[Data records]
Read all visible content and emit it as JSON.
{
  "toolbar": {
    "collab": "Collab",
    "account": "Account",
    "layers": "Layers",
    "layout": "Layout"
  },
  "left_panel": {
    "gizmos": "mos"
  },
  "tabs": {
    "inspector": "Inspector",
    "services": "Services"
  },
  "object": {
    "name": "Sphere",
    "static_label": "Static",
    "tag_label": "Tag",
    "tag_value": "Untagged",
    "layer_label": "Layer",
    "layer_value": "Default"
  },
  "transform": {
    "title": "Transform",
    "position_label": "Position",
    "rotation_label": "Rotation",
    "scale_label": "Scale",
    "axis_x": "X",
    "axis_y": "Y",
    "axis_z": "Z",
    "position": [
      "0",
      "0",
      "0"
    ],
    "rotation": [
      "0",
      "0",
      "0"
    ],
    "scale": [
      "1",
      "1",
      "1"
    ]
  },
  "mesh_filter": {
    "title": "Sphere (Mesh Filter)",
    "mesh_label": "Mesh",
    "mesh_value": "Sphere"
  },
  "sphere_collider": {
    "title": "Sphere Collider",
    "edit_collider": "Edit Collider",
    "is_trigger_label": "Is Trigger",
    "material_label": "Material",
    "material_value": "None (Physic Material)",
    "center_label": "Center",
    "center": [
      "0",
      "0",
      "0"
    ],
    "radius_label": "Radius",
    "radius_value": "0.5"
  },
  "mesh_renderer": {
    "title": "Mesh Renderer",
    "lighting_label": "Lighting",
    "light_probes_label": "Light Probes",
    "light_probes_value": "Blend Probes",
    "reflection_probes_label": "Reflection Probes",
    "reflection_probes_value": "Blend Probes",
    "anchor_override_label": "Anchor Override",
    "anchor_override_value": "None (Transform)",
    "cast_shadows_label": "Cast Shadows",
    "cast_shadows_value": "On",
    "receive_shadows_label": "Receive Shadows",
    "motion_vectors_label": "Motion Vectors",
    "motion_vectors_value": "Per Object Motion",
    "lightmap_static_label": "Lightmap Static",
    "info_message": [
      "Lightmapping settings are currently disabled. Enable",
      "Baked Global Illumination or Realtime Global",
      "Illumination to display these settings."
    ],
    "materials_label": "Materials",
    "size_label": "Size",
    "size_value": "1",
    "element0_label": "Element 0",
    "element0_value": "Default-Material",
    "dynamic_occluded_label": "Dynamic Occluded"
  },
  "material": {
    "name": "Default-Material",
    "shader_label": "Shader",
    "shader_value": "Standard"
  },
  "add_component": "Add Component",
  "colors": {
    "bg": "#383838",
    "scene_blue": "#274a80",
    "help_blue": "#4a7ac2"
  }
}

- WRITTEN EXERCISE -
Please copy out each record, character for character.

- SOLUTION FOR THIS EXERCISE -
Read all visible content and emit it as JSON.
{
  "toolbar": {
    "collab": "Collab",
    "account": "Account",
    "layers": "Layers",
    "layout": "Layout"
  },
  "left_panel": {
    "gizmos": "mos"
  },
  "tabs": {
    "inspector": "Inspector",
    "services": "Services"
  },
  "object": {
    "name": "Sphere",
    "static_label": "Static",
    "tag_label": "Tag",
    "tag_value": "Untagged",
    "layer_label": "Layer",
    "layer_value": "Default"
  },
  "transform": {
    "title": "Transform",
    "position_label": "Position",
    "rotation_label": "Rotation",
    "scale_label": "Scale",
    "axis_x": "X",
    "axis_y": "Y",
    "axis_z": "Z",
    "position": [
      "0",
      "0",
      "0"
    ],
    "rotation": [
      "0",
      "0",
      "0"
    ],
    "scale": [
      "1",
      "1",
      "1"
    ]
  },
  "mesh_filter": {
    "title": "Sphere (Mesh Filter)",
    "mesh_label": "Mesh",
    "mesh_value": "Sphere"
  },
  "sphere_collider": {
    "title": "Sphere Collider",
    "edit_collider": "Edit Collider",
    "is_trigger_label": "Is Trigger",
    "material_label": "Material",
    "material_value": "None (Physic Material)",
    "center_label": "Center",
    "center": [
      "0",
      "0",
      "0"
    ],
    "radius_label": "Radius",
    "radius_value": "0.5"
  },
  "mesh_renderer": {
    "title": "Mesh Renderer",
    "lighting_label": "Lighting",
    "light_probes_label": "Light Probes",
    "light_probes_value": "Blend Probes",
    "reflection_probes_label": "Reflection Probes",
    "reflection_probes_value": "Blend Probes",
    "anchor_override_label": "Anchor Override",
    "anchor_override_value": "None (Transform)",
    "cast_shadows_label": "Cast Shadows",
    "cast_shadows_value": "On",
    "receive_shadows_label": "Receive Shadows",
    "motion_vectors_label": "Motion Vectors",
    "motion_vectors_value": "Per Object Motion",
    "lightmap_static_label": "Lightmap Static",
    "info_message": [
      "Lightmapping settings are currently disabled. Enable",
      "Baked Global Illumination or Realtime Global",
      "Illumination to display these settings."
    ],
    "materials_label": "Materials",
    "size_label": "Size",
    "size_value": "1",
    "element0_label": "Element 0",
    "element0_value": "Default-Material",
    "dynamic_occluded_label": "Dynamic Occluded"
  },
  "material": {
    "name": "Default-Material",
    "shader_label": "Shader",
    "shader_value": "Standard"
  },
  "add_component": "Add Component",
  "colors": {
    "bg": "#383838",
    "scene_blue": "#274a80",
    "help_blue": "#4a7ac2"
  }
}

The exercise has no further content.